REQUEST →
Pick out the lines below with "cash" and list them.
******************************
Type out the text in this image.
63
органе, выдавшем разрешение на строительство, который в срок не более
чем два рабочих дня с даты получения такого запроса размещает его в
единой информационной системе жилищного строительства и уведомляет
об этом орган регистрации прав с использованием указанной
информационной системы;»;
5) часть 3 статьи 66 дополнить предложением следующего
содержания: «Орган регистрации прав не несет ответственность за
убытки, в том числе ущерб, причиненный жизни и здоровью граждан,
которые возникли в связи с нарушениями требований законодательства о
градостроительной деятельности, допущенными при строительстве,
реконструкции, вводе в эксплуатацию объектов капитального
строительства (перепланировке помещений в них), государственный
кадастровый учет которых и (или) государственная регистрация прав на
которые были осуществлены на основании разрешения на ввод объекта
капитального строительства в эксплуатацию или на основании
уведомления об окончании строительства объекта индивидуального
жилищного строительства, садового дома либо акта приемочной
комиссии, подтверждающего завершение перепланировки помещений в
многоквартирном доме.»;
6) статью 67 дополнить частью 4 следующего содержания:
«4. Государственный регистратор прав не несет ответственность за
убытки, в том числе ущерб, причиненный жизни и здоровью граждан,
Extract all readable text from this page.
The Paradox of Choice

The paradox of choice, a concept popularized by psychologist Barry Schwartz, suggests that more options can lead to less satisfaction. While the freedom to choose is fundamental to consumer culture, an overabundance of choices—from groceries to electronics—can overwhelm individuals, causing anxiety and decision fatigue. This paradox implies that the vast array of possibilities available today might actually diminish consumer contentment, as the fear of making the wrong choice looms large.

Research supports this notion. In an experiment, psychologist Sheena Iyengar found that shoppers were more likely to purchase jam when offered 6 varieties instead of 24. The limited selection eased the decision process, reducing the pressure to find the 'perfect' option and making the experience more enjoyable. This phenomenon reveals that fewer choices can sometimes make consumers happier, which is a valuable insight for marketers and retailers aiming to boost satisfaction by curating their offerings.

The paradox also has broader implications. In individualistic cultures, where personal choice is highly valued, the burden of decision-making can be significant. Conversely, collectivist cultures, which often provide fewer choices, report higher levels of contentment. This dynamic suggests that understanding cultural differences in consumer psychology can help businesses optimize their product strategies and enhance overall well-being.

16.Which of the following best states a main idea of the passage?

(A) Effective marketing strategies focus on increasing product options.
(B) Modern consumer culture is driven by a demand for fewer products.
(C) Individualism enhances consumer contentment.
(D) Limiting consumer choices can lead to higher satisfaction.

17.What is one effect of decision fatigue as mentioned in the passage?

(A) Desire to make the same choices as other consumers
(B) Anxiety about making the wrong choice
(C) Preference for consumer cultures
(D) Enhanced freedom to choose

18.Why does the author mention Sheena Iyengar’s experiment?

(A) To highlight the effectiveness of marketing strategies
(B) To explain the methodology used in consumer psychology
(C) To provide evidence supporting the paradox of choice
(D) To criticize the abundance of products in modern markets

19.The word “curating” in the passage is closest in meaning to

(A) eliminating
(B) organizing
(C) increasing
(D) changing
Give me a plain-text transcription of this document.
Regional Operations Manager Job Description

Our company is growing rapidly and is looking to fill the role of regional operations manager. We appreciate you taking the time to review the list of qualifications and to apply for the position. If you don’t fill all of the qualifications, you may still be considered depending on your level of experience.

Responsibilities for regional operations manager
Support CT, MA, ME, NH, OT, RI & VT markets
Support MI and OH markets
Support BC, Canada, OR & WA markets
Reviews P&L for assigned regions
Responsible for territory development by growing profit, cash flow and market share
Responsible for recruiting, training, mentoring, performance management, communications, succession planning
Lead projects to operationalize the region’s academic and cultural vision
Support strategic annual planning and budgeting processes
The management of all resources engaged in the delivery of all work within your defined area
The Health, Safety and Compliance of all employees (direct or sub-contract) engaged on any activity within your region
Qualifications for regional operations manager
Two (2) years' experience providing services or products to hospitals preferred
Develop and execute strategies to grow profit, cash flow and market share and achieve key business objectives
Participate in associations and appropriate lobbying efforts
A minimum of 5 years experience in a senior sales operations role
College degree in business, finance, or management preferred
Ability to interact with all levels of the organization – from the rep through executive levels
******************************
THE COMPLETED TASK →
Responsible for territory development by growing profit, cash flow and market share
Develop and execute strategies to grow profit, cash flow and market share and achieve key business objectives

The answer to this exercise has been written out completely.